__REQUIRED TASK__.
Images must not appear in your copy; reproduce every other part of the records exactly.
::::
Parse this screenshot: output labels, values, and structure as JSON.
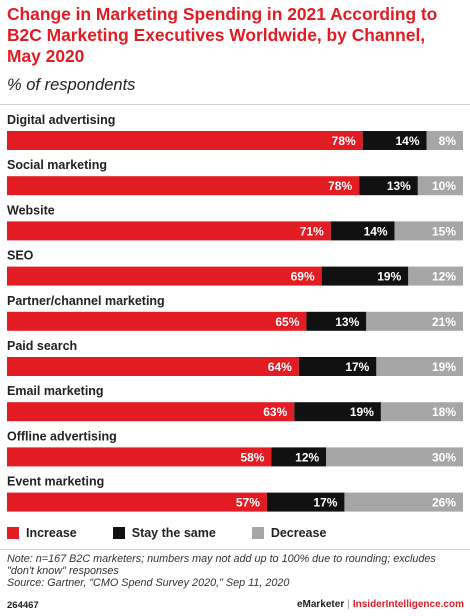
{
  "header": {
    "title": "Change in Marketing Spending in 2021 According to B2C Marketing Executives Worldwide, by Channel, May 2020",
    "subtitle": "% of respondents"
  },
  "colors": {
    "increase": "#e31b23",
    "stay": "#111111",
    "decrease": "#a6a6a6",
    "title": "#e31b23"
  },
  "chart_data": {
    "type": "bar",
    "orientation": "horizontal",
    "stacked": true,
    "title": "Change in Marketing Spending in 2021 According to B2C Marketing Executives Worldwide, by Channel, May 2020",
    "subtitle": "% of respondents",
    "categories": [
      "Digital advertising",
      "Social marketing",
      "Website",
      "SEO",
      "Partner/channel marketing",
      "Paid search",
      "Email marketing",
      "Offline advertising",
      "Event marketing"
    ],
    "series": [
      {
        "name": "Increase",
        "values": [
          78,
          78,
          71,
          69,
          65,
          64,
          63,
          58,
          57
        ]
      },
      {
        "name": "Stay the same",
        "values": [
          14,
          13,
          14,
          19,
          13,
          17,
          19,
          12,
          17
        ]
      },
      {
        "name": "Decrease",
        "values": [
          8,
          10,
          15,
          12,
          21,
          19,
          18,
          30,
          26
        ]
      }
    ],
    "value_suffix": "%",
    "legend_position": "bottom",
    "grid": false
  },
  "legend": {
    "items": [
      {
        "label": "Increase"
      },
      {
        "label": "Stay the same"
      },
      {
        "label": "Decrease"
      }
    ]
  },
  "footer": {
    "note_line1": "Note: n=167 B2C marketers; numbers may not add up to 100% due to rounding; excludes",
    "note_line2": "\"don't know\" responses",
    "source": "Source: Gartner, \"CMO Spend Survey 2020,\" Sep 11, 2020",
    "chart_id": "264467",
    "brand": "eMarketer",
    "separator": "|",
    "brand2": "InsiderIntelligence.com"
  }
}
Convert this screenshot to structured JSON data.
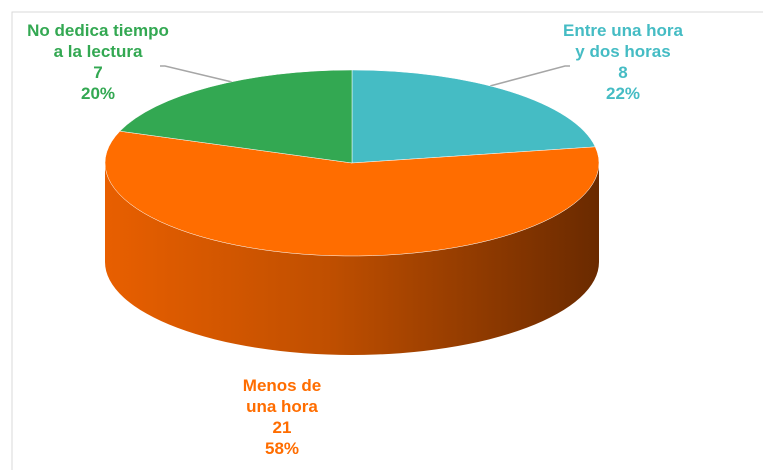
{
  "chart_data": {
    "type": "pie3d",
    "categories": [
      "Entre una hora y dos horas",
      "Menos de una hora",
      "No dedica tiempo a la lectura"
    ],
    "values": [
      8,
      21,
      7
    ],
    "percentages": [
      22,
      58,
      20
    ],
    "percentage_labels": [
      "22%",
      "58%",
      "20%"
    ],
    "colors": [
      "#45bcc4",
      "#ff6d00",
      "#33a852"
    ]
  }
}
::::
__RESULT OF THE EXERCISE__.
Parse this screenshot: output labels, values, and structure as JSON.
{
  "header": {
    "title": "Change in Marketing Spending in 2021 According to B2C Marketing Executives Worldwide, by Channel, May 2020",
    "subtitle": "% of respondents"
  },
  "colors": {
    "increase": "#e31b23",
    "stay": "#111111",
    "decrease": "#a6a6a6",
    "title": "#e31b23"
  },
  "chart_data": {
    "type": "bar",
    "orientation": "horizontal",
    "stacked": true,
    "title": "Change in Marketing Spending in 2021 According to B2C Marketing Executives Worldwide, by Channel, May 2020",
    "subtitle": "% of respondents",
    "categories": [
      "Digital advertising",
      "Social marketing",
      "Website",
      "SEO",
      "Partner/channel marketing",
      "Paid search",
      "Email marketing",
      "Offline advertising",
      "Event marketing"
    ],
    "series": [
      {
        "name": "Increase",
        "values": [
          78,
          78,
          71,
          69,
          65,
          64,
          63,
          58,
          57
        ]
      },
      {
        "name": "Stay the same",
        "values": [
          14,
          13,
          14,
          19,
          13,
          17,
          19,
          12,
          17
        ]
      },
      {
        "name": "Decrease",
        "values": [
          8,
          10,
          15,
          12,
          21,
          19,
          18,
          30,
          26
        ]
      }
    ],
    "value_suffix": "%",
    "legend_position": "bottom",
    "grid": false
  },
  "legend": {
    "items": [
      {
        "label": "Increase"
      },
      {
        "label": "Stay the same"
      },
      {
        "label": "Decrease"
      }
    ]
  },
  "footer": {
    "note_line1": "Note: n=167 B2C marketers; numbers may not add up to 100% due to rounding; excludes",
    "note_line2": "\"don't know\" responses",
    "source": "Source: Gartner, \"CMO Spend Survey 2020,\" Sep 11, 2020",
    "chart_id": "264467",
    "brand": "eMarketer",
    "separator": "|",
    "brand2": "InsiderIntelligence.com"
  }
}
Convert this screenshot to structured JSON data.
{
  "chart_data": {
    "type": "pie3d",
    "categories": [
      "Entre una hora y dos horas",
      "Menos de una hora",
      "No dedica tiempo a la lectura"
    ],
    "values": [
      8,
      21,
      7
    ],
    "percentages": [
      22,
      58,
      20
    ],
    "percentage_labels": [
      "22%",
      "58%",
      "20%"
    ],
    "colors": [
      "#45bcc4",
      "#ff6d00",
      "#33a852"
    ]
  }
}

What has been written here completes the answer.